What you should do. Write out each line beneath this one exactly as it reads.

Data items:
--------------------
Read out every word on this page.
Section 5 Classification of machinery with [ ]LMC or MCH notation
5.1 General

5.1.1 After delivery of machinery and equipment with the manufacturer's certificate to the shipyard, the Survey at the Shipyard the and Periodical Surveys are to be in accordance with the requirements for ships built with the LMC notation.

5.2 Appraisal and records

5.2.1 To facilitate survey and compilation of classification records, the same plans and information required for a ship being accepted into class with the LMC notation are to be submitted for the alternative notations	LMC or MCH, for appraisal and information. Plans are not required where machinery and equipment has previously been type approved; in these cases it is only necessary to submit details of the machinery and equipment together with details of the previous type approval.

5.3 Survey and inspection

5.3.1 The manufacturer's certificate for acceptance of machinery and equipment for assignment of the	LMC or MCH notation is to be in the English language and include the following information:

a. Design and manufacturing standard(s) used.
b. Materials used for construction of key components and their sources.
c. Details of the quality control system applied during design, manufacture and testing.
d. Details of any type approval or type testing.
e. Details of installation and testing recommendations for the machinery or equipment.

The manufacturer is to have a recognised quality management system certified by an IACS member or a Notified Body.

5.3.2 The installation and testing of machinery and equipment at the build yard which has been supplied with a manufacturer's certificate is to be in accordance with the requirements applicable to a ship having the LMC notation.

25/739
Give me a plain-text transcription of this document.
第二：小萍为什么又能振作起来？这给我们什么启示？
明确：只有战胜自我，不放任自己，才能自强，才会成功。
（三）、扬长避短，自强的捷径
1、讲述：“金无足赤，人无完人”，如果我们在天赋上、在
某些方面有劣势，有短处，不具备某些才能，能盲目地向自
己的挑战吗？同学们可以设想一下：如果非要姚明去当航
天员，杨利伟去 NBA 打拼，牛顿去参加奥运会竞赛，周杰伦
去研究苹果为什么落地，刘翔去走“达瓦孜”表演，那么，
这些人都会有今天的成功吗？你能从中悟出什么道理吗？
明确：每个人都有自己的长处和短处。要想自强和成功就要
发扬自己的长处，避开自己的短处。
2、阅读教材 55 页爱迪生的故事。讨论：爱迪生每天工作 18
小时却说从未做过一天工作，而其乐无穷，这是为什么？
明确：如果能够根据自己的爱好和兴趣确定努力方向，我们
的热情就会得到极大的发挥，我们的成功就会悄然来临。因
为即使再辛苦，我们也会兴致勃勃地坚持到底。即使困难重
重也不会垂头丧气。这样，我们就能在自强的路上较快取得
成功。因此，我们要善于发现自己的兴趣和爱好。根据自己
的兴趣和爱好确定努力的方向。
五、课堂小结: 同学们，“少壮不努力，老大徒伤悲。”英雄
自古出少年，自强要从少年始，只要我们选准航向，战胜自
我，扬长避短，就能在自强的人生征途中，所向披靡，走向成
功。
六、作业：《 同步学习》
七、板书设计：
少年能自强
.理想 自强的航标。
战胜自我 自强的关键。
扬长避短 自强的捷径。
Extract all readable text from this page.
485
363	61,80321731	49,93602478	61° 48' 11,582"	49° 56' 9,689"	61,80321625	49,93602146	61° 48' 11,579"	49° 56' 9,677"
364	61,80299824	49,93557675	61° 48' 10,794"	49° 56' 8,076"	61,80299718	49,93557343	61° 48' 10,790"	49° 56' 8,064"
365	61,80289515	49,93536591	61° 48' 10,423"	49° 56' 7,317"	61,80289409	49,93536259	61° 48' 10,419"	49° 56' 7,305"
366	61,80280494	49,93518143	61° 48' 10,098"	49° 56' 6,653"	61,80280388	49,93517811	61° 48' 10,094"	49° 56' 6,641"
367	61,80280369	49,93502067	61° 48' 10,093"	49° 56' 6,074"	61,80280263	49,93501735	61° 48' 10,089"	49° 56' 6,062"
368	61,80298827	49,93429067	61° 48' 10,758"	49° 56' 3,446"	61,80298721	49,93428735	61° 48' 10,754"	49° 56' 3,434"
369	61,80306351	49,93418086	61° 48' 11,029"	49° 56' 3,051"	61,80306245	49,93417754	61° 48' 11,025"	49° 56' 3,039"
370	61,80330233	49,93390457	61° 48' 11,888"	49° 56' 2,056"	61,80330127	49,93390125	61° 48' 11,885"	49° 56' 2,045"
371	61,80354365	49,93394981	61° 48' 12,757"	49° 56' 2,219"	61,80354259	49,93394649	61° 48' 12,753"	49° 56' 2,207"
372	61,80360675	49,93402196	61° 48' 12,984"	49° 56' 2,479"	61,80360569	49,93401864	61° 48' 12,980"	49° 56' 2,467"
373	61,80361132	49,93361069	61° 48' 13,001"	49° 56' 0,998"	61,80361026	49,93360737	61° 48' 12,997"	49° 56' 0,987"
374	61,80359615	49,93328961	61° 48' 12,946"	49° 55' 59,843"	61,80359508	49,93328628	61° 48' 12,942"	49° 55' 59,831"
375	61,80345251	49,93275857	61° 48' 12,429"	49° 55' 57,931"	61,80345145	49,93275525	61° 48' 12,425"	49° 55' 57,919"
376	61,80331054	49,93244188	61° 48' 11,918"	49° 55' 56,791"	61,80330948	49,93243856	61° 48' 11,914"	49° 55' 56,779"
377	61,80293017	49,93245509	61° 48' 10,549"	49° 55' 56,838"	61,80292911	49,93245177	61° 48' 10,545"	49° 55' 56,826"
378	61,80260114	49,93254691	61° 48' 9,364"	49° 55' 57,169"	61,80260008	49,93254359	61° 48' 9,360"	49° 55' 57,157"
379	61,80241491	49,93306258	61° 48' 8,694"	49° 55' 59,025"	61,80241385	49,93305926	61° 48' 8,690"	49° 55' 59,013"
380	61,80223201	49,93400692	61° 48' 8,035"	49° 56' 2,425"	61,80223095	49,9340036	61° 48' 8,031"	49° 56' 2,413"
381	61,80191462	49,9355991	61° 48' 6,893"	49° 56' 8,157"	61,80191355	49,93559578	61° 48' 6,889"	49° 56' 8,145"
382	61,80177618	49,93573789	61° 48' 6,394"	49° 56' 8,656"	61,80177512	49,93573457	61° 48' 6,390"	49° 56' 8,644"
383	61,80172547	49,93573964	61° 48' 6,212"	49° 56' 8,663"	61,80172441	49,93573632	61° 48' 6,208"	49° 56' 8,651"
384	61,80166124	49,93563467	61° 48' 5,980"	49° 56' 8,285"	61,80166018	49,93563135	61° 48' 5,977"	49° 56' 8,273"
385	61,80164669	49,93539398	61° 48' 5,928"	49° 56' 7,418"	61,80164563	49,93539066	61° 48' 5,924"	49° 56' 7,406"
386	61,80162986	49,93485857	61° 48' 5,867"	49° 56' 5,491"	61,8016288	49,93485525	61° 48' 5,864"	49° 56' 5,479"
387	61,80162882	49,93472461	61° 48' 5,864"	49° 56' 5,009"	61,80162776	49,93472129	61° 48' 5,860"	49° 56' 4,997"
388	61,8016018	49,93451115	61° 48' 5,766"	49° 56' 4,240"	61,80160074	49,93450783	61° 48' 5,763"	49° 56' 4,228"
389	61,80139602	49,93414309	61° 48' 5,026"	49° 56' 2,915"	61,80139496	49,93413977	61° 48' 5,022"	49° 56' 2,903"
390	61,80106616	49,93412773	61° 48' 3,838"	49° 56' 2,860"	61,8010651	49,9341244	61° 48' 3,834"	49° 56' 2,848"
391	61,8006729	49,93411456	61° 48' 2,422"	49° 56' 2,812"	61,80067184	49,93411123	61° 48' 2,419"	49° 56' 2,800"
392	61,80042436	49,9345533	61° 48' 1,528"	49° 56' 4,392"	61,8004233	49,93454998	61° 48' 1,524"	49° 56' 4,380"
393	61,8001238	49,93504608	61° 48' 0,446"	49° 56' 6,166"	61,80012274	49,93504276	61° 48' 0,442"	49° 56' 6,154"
--------------------
Exercise solution.
Read out every word on this page.
Section 5 Classification of machinery with [ ]LMC or MCH notation
5.1 General

5.1.1 After delivery of machinery and equipment with the manufacturer's certificate to the shipyard, the Survey at the Shipyard the and Periodical Surveys are to be in accordance with the requirements for ships built with the LMC notation.

5.2 Appraisal and records

5.2.1 To facilitate survey and compilation of classification records, the same plans and information required for a ship being accepted into class with the LMC notation are to be submitted for the alternative notations	LMC or MCH, for appraisal and information. Plans are not required where machinery and equipment has previously been type approved; in these cases it is only necessary to submit details of the machinery and equipment together with details of the previous type approval.

5.3 Survey and inspection

5.3.1 The manufacturer's certificate for acceptance of machinery and equipment for assignment of the	LMC or MCH notation is to be in the English language and include the following information:

a. Design and manufacturing standard(s) used.
b. Materials used for construction of key components and their sources.
c. Details of the quality control system applied during design, manufacture and testing.
d. Details of any type approval or type testing.
e. Details of installation and testing recommendations for the machinery or equipment.

The manufacturer is to have a recognised quality management system certified by an IACS member or a Notified Body.

5.3.2 The installation and testing of machinery and equipment at the build yard which has been supplied with a manufacturer's certificate is to be in accordance with the requirements applicable to a ship having the LMC notation.

25/739
Give me a plain-text transcription of this document.
第二：小萍为什么又能振作起来？这给我们什么启示？
明确：只有战胜自我，不放任自己，才能自强，才会成功。
（三）、扬长避短，自强的捷径
1、讲述：“金无足赤，人无完人”，如果我们在天赋上、在
某些方面有劣势，有短处，不具备某些才能，能盲目地向自
己的挑战吗？同学们可以设想一下：如果非要姚明去当航
天员，杨利伟去 NBA 打拼，牛顿去参加奥运会竞赛，周杰伦
去研究苹果为什么落地，刘翔去走“达瓦孜”表演，那么，
这些人都会有今天的成功吗？你能从中悟出什么道理吗？
明确：每个人都有自己的长处和短处。要想自强和成功就要
发扬自己的长处，避开自己的短处。
2、阅读教材 55 页爱迪生的故事。讨论：爱迪生每天工作 18
小时却说从未做过一天工作，而其乐无穷，这是为什么？
明确：如果能够根据自己的爱好和兴趣确定努力方向，我们
的热情就会得到极大的发挥，我们的成功就会悄然来临。因
为即使再辛苦，我们也会兴致勃勃地坚持到底。即使困难重
重也不会垂头丧气。这样，我们就能在自强的路上较快取得
成功。因此，我们要善于发现自己的兴趣和爱好。根据自己
的兴趣和爱好确定努力的方向。
五、课堂小结: 同学们，“少壮不努力，老大徒伤悲。”英雄
自古出少年，自强要从少年始，只要我们选准航向，战胜自
我，扬长避短，就能在自强的人生征途中，所向披靡，走向成
功。
六、作业：《 同步学习》
七、板书设计：
少年能自强
.理想 自强的航标。
战胜自我 自强的关键。
扬长避短 自强的捷径。
Extract all readable text from this page.
485
363	61,80321731	49,93602478	61° 48' 11,582"	49° 56' 9,689"	61,80321625	49,93602146	61° 48' 11,579"	49° 56' 9,677"
364	61,80299824	49,93557675	61° 48' 10,794"	49° 56' 8,076"	61,80299718	49,93557343	61° 48' 10,790"	49° 56' 8,064"
365	61,80289515	49,93536591	61° 48' 10,423"	49° 56' 7,317"	61,80289409	49,93536259	61° 48' 10,419"	49° 56' 7,305"
366	61,80280494	49,93518143	61° 48' 10,098"	49° 56' 6,653"	61,80280388	49,93517811	61° 48' 10,094"	49° 56' 6,641"
367	61,80280369	49,93502067	61° 48' 10,093"	49° 56' 6,074"	61,80280263	49,93501735	61° 48' 10,089"	49° 56' 6,062"
368	61,80298827	49,93429067	61° 48' 10,758"	49° 56' 3,446"	61,80298721	49,93428735	61° 48' 10,754"	49° 56' 3,434"
369	61,80306351	49,93418086	61° 48' 11,029"	49° 56' 3,051"	61,80306245	49,93417754	61° 48' 11,025"	49° 56' 3,039"
370	61,80330233	49,93390457	61° 48' 11,888"	49° 56' 2,056"	61,80330127	49,93390125	61° 48' 11,885"	49° 56' 2,045"
371	61,80354365	49,93394981	61° 48' 12,757"	49° 56' 2,219"	61,80354259	49,93394649	61° 48' 12,753"	49° 56' 2,207"
372	61,80360675	49,93402196	61° 48' 12,984"	49° 56' 2,479"	61,80360569	49,93401864	61° 48' 12,980"	49° 56' 2,467"
373	61,80361132	49,93361069	61° 48' 13,001"	49° 56' 0,998"	61,80361026	49,93360737	61° 48' 12,997"	49° 56' 0,987"
374	61,80359615	49,93328961	61° 48' 12,946"	49° 55' 59,843"	61,80359508	49,93328628	61° 48' 12,942"	49° 55' 59,831"
375	61,80345251	49,93275857	61° 48' 12,429"	49° 55' 57,931"	61,80345145	49,93275525	61° 48' 12,425"	49° 55' 57,919"
376	61,80331054	49,93244188	61° 48' 11,918"	49° 55' 56,791"	61,80330948	49,93243856	61° 48' 11,914"	49° 55' 56,779"
377	61,80293017	49,93245509	61° 48' 10,549"	49° 55' 56,838"	61,80292911	49,93245177	61° 48' 10,545"	49° 55' 56,826"
378	61,80260114	49,93254691	61° 48' 9,364"	49° 55' 57,169"	61,80260008	49,93254359	61° 48' 9,360"	49° 55' 57,157"
379	61,80241491	49,93306258	61° 48' 8,694"	49° 55' 59,025"	61,80241385	49,93305926	61° 48' 8,690"	49° 55' 59,013"
380	61,80223201	49,93400692	61° 48' 8,035"	49° 56' 2,425"	61,80223095	49,9340036	61° 48' 8,031"	49° 56' 2,413"
381	61,80191462	49,9355991	61° 48' 6,893"	49° 56' 8,157"	61,80191355	49,93559578	61° 48' 6,889"	49° 56' 8,145"
382	61,80177618	49,93573789	61° 48' 6,394"	49° 56' 8,656"	61,80177512	49,93573457	61° 48' 6,390"	49° 56' 8,644"
383	61,80172547	49,93573964	61° 48' 6,212"	49° 56' 8,663"	61,80172441	49,93573632	61° 48' 6,208"	49° 56' 8,651"
384	61,80166124	49,93563467	61° 48' 5,980"	49° 56' 8,285"	61,80166018	49,93563135	61° 48' 5,977"	49° 56' 8,273"
385	61,80164669	49,93539398	61° 48' 5,928"	49° 56' 7,418"	61,80164563	49,93539066	61° 48' 5,924"	49° 56' 7,406"
386	61,80162986	49,93485857	61° 48' 5,867"	49° 56' 5,491"	61,8016288	49,93485525	61° 48' 5,864"	49° 56' 5,479"
387	61,80162882	49,93472461	61° 48' 5,864"	49° 56' 5,009"	61,80162776	49,93472129	61° 48' 5,860"	49° 56' 4,997"
388	61,8016018	49,93451115	61° 48' 5,766"	49° 56' 4,240"	61,80160074	49,93450783	61° 48' 5,763"	49° 56' 4,228"
389	61,80139602	49,93414309	61° 48' 5,026"	49° 56' 2,915"	61,80139496	49,93413977	61° 48' 5,022"	49° 56' 2,903"
390	61,80106616	49,93412773	61° 48' 3,838"	49° 56' 2,860"	61,8010651	49,9341244	61° 48' 3,834"	49° 56' 2,848"
391	61,8006729	49,93411456	61° 48' 2,422"	49° 56' 2,812"	61,80067184	49,93411123	61° 48' 2,419"	49° 56' 2,800"
392	61,80042436	49,9345533	61° 48' 1,528"	49° 56' 4,392"	61,8004233	49,93454998	61° 48' 1,524"	49° 56' 4,380"
393	61,8001238	49,93504608	61° 48' 0,446"	49° 56' 6,166"	61,80012274	49,93504276	61° 48' 0,442"	49° 56' 6,154"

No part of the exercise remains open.